**DIRECTIONS FOR THIS TASK**
Each entry in the listing below should be restated word for word.

**LISTED ENTRIES**

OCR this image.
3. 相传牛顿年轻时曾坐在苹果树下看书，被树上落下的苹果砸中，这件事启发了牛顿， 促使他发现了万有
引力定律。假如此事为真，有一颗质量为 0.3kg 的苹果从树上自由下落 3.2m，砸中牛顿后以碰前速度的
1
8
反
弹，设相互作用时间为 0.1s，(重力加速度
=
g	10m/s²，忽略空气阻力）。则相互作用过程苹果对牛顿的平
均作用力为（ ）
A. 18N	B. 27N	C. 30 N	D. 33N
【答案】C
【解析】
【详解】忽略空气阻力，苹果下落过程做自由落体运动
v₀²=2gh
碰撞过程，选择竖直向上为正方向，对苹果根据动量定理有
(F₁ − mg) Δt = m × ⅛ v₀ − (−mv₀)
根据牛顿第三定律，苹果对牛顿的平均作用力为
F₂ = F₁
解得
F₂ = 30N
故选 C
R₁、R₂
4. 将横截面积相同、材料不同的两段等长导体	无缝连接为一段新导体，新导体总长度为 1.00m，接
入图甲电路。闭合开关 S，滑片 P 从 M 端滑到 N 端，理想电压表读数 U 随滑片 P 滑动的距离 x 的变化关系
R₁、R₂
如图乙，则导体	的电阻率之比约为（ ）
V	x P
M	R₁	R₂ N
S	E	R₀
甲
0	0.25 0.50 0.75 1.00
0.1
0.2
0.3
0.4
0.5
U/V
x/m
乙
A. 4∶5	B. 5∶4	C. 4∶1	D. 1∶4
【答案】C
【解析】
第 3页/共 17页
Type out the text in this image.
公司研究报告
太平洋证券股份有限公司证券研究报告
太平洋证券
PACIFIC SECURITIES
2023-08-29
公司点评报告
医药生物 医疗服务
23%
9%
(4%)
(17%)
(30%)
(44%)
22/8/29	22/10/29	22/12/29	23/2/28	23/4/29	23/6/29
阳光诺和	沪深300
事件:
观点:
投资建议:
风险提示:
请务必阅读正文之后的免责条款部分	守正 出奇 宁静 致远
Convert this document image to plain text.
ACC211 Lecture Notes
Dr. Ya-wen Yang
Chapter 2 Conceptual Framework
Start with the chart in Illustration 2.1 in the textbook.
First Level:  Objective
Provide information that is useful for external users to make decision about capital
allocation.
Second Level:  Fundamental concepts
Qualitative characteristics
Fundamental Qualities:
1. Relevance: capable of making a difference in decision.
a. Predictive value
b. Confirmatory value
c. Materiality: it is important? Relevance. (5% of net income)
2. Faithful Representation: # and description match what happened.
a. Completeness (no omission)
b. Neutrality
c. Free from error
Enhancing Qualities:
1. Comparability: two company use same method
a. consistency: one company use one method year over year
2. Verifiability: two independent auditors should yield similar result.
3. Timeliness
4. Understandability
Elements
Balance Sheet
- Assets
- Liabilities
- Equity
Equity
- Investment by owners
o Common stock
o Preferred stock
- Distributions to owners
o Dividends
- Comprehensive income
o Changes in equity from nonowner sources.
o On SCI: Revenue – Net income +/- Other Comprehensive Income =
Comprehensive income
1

**CORRECT RESULT**
OCR this image.
3. 相传牛顿年轻时曾坐在苹果树下看书，被树上落下的苹果砸中，这件事启发了牛顿， 促使他发现了万有
引力定律。假如此事为真，有一颗质量为 0.3kg 的苹果从树上自由下落 3.2m，砸中牛顿后以碰前速度的
1
8
反
弹，设相互作用时间为 0.1s，(重力加速度
=
g	10m/s²，忽略空气阻力）。则相互作用过程苹果对牛顿的平
均作用力为（ ）
A. 18N	B. 27N	C. 30 N	D. 33N
【答案】C
【解析】
【详解】忽略空气阻力，苹果下落过程做自由落体运动
v₀²=2gh
碰撞过程，选择竖直向上为正方向，对苹果根据动量定理有
(F₁ − mg) Δt = m × ⅛ v₀ − (−mv₀)
根据牛顿第三定律，苹果对牛顿的平均作用力为
F₂ = F₁
解得
F₂ = 30N
故选 C
R₁、R₂
4. 将横截面积相同、材料不同的两段等长导体	无缝连接为一段新导体，新导体总长度为 1.00m，接
入图甲电路。闭合开关 S，滑片 P 从 M 端滑到 N 端，理想电压表读数 U 随滑片 P 滑动的距离 x 的变化关系
R₁、R₂
如图乙，则导体	的电阻率之比约为（ ）
V	x P
M	R₁	R₂ N
S	E	R₀
甲
0	0.25 0.50 0.75 1.00
0.1
0.2
0.3
0.4
0.5
U/V
x/m
乙
A. 4∶5	B. 5∶4	C. 4∶1	D. 1∶4
【答案】C
【解析】
第 3页/共 17页
Type out the text in this image.
公司研究报告
太平洋证券股份有限公司证券研究报告
太平洋证券
PACIFIC SECURITIES
2023-08-29
公司点评报告
医药生物 医疗服务
23%
9%
(4%)
(17%)
(30%)
(44%)
22/8/29	22/10/29	22/12/29	23/2/28	23/4/29	23/6/29
阳光诺和	沪深300
事件:
观点:
投资建议:
风险提示:
请务必阅读正文之后的免责条款部分	守正 出奇 宁静 致远
Convert this document image to plain text.
ACC211 Lecture Notes
Dr. Ya-wen Yang
Chapter 2 Conceptual Framework
Start with the chart in Illustration 2.1 in the textbook.
First Level:  Objective
Provide information that is useful for external users to make decision about capital
allocation.
Second Level:  Fundamental concepts
Qualitative characteristics
Fundamental Qualities:
1. Relevance: capable of making a difference in decision.
a. Predictive value
b. Confirmatory value
c. Materiality: it is important? Relevance. (5% of net income)
2. Faithful Representation: # and description match what happened.
a. Completeness (no omission)
b. Neutrality
c. Free from error
Enhancing Qualities:
1. Comparability: two company use same method
a. consistency: one company use one method year over year
2. Verifiability: two independent auditors should yield similar result.
3. Timeliness
4. Understandability
Elements
Balance Sheet
- Assets
- Liabilities
- Equity
Equity
- Investment by owners
o Common stock
o Preferred stock
- Distributions to owners
o Dividends
- Comprehensive income
o Changes in equity from nonowner sources.
o On SCI: Revenue – Net income +/- Other Comprehensive Income =
Comprehensive income
1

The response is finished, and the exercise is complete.